EXERCISE GOAL: Single out the lines that include the word "hardware". Copy them.

-- Start --

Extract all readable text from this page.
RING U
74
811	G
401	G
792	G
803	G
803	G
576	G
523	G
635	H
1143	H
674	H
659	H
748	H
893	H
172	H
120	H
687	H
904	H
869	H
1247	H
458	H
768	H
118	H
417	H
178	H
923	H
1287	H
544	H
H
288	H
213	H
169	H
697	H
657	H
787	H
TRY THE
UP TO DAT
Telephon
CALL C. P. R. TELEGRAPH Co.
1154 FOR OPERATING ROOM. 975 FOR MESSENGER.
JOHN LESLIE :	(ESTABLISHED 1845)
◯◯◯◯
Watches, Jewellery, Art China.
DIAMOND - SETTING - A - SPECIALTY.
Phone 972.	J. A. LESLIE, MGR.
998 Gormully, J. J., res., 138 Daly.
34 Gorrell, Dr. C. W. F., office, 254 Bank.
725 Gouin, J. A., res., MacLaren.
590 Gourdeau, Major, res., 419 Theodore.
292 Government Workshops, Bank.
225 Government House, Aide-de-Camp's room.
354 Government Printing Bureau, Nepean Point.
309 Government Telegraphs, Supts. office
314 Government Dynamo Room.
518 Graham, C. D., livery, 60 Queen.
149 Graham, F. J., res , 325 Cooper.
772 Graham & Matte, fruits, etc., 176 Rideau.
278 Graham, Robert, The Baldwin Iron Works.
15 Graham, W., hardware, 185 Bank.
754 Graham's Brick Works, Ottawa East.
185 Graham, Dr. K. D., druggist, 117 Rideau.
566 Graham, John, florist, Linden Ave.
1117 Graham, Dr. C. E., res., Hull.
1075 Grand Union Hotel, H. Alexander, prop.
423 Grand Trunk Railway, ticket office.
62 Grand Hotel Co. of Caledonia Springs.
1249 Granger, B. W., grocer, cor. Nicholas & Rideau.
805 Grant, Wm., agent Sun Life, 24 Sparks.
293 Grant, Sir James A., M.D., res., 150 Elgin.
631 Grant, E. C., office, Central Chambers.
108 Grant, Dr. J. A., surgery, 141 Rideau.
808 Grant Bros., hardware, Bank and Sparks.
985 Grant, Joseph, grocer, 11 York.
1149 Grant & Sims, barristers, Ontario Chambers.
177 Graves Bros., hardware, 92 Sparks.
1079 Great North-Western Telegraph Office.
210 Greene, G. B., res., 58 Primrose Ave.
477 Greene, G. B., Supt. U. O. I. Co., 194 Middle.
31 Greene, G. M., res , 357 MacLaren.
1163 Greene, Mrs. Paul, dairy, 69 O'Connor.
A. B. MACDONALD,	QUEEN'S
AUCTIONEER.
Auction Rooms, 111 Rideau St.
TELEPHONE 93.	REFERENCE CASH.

-- End --

ANSWER FOR THE TASK:
15 Graham, W., hardware, 185 Bank.
808 Grant Bros., hardware, Bank and Sparks.
177 Graves Bros., hardware, 92 Sparks.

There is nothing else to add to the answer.